**Given instruction**
Present the data once more in exactly its original form.
-- Start of Records supplied --
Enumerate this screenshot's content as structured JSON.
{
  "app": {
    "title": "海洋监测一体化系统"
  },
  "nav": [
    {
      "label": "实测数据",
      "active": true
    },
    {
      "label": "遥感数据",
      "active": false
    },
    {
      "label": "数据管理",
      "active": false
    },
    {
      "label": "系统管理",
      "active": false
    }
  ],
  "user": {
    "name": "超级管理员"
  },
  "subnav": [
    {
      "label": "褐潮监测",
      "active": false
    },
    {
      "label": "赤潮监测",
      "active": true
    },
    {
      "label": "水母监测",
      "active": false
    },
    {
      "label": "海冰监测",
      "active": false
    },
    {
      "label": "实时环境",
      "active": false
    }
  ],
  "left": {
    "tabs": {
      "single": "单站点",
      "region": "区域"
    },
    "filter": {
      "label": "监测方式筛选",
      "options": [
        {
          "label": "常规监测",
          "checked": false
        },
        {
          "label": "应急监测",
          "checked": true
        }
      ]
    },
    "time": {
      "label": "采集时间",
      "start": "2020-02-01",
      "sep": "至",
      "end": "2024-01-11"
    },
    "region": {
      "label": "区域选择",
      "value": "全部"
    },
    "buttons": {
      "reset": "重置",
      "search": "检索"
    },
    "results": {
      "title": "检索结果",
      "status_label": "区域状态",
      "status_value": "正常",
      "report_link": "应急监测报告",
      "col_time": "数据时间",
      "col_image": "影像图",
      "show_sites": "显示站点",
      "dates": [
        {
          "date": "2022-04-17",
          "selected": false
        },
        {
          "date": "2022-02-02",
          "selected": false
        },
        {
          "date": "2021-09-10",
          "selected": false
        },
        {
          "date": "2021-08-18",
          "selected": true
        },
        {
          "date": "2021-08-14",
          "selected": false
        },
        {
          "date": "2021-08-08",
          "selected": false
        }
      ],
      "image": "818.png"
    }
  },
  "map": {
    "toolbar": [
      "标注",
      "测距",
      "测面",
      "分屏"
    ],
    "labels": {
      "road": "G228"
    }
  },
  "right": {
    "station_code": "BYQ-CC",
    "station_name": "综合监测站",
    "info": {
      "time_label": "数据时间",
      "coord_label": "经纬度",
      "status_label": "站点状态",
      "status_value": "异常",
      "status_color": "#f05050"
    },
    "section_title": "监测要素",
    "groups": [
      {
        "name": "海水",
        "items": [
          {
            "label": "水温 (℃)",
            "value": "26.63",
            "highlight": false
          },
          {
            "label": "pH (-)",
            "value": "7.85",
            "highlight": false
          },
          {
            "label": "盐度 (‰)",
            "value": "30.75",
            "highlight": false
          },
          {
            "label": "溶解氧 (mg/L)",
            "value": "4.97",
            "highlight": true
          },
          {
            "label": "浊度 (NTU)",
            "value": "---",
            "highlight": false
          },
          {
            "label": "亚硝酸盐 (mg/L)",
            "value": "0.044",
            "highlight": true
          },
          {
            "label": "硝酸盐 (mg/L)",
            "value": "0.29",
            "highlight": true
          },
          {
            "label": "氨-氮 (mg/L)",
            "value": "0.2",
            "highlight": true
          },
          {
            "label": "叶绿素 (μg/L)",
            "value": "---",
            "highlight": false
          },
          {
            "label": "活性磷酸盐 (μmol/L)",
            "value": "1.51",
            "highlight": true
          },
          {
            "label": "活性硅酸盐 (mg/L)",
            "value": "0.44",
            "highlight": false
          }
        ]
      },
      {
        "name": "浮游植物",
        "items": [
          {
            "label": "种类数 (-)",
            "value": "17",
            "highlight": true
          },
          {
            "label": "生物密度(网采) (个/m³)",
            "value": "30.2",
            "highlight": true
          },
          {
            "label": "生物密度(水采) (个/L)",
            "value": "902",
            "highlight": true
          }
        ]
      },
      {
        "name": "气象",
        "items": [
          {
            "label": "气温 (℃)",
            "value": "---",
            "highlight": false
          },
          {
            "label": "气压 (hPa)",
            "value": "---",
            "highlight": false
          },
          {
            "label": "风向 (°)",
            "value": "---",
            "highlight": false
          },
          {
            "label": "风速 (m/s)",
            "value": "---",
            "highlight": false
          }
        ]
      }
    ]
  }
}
-- End of Records supplied --
**Answer to this task**
Enumerate this screenshot's content as structured JSON.
{
  "app": {
    "title": "海洋监测一体化系统"
  },
  "nav": [
    {
      "label": "实测数据",
      "active": true
    },
    {
      "label": "遥感数据",
      "active": false
    },
    {
      "label": "数据管理",
      "active": false
    },
    {
      "label": "系统管理",
      "active": false
    }
  ],
  "user": {
    "name": "超级管理员"
  },
  "subnav": [
    {
      "label": "褐潮监测",
      "active": false
    },
    {
      "label": "赤潮监测",
      "active": true
    },
    {
      "label": "水母监测",
      "active": false
    },
    {
      "label": "海冰监测",
      "active": false
    },
    {
      "label": "实时环境",
      "active": false
    }
  ],
  "left": {
    "tabs": {
      "single": "单站点",
      "region": "区域"
    },
    "filter": {
      "label": "监测方式筛选",
      "options": [
        {
          "label": "常规监测",
          "checked": false
        },
        {
          "label": "应急监测",
          "checked": true
        }
      ]
    },
    "time": {
      "label": "采集时间",
      "start": "2020-02-01",
      "sep": "至",
      "end": "2024-01-11"
    },
    "region": {
      "label": "区域选择",
      "value": "全部"
    },
    "buttons": {
      "reset": "重置",
      "search": "检索"
    },
    "results": {
      "title": "检索结果",
      "status_label": "区域状态",
      "status_value": "正常",
      "report_link": "应急监测报告",
      "col_time": "数据时间",
      "col_image": "影像图",
      "show_sites": "显示站点",
      "dates": [
        {
          "date": "2022-04-17",
          "selected": false
        },
        {
          "date": "2022-02-02",
          "selected": false
        },
        {
          "date": "2021-09-10",
          "selected": false
        },
        {
          "date": "2021-08-18",
          "selected": true
        },
        {
          "date": "2021-08-14",
          "selected": false
        },
        {
          "date": "2021-08-08",
          "selected": false
        }
      ],
      "image": "818.png"
    }
  },
  "map": {
    "toolbar": [
      "标注",
      "测距",
      "测面",
      "分屏"
    ],
    "labels": {
      "road": "G228"
    }
  },
  "right": {
    "station_code": "BYQ-CC",
    "station_name": "综合监测站",
    "info": {
      "time_label": "数据时间",
      "coord_label": "经纬度",
      "status_label": "站点状态",
      "status_value": "异常",
      "status_color": "#f05050"
    },
    "section_title": "监测要素",
    "groups": [
      {
        "name": "海水",
        "items": [
          {
            "label": "水温 (℃)",
            "value": "26.63",
            "highlight": false
          },
          {
            "label": "pH (-)",
            "value": "7.85",
            "highlight": false
          },
          {
            "label": "盐度 (‰)",
            "value": "30.75",
            "highlight": false
          },
          {
            "label": "溶解氧 (mg/L)",
            "value": "4.97",
            "highlight": true
          },
          {
            "label": "浊度 (NTU)",
            "value": "---",
            "highlight": false
          },
          {
            "label": "亚硝酸盐 (mg/L)",
            "value": "0.044",
            "highlight": true
          },
          {
            "label": "硝酸盐 (mg/L)",
            "value": "0.29",
            "highlight": true
          },
          {
            "label": "氨-氮 (mg/L)",
            "value": "0.2",
            "highlight": true
          },
          {
            "label": "叶绿素 (μg/L)",
            "value": "---",
            "highlight": false
          },
          {
            "label": "活性磷酸盐 (μmol/L)",
            "value": "1.51",
            "highlight": true
          },
          {
            "label": "活性硅酸盐 (mg/L)",
            "value": "0.44",
            "highlight": false
          }
        ]
      },
      {
        "name": "浮游植物",
        "items": [
          {
            "label": "种类数 (-)",
            "value": "17",
            "highlight": true
          },
          {
            "label": "生物密度(网采) (个/m³)",
            "value": "30.2",
            "highlight": true
          },
          {
            "label": "生物密度(水采) (个/L)",
            "value": "902",
            "highlight": true
          }
        ]
      },
      {
        "name": "气象",
        "items": [
          {
            "label": "气温 (℃)",
            "value": "---",
            "highlight": false
          },
          {
            "label": "气压 (hPa)",
            "value": "---",
            "highlight": false
          },
          {
            "label": "风向 (°)",
            "value": "---",
            "highlight": false
          },
          {
            "label": "风速 (m/s)",
            "value": "---",
            "highlight": false
          }
        ]
      }
    ]
  }
}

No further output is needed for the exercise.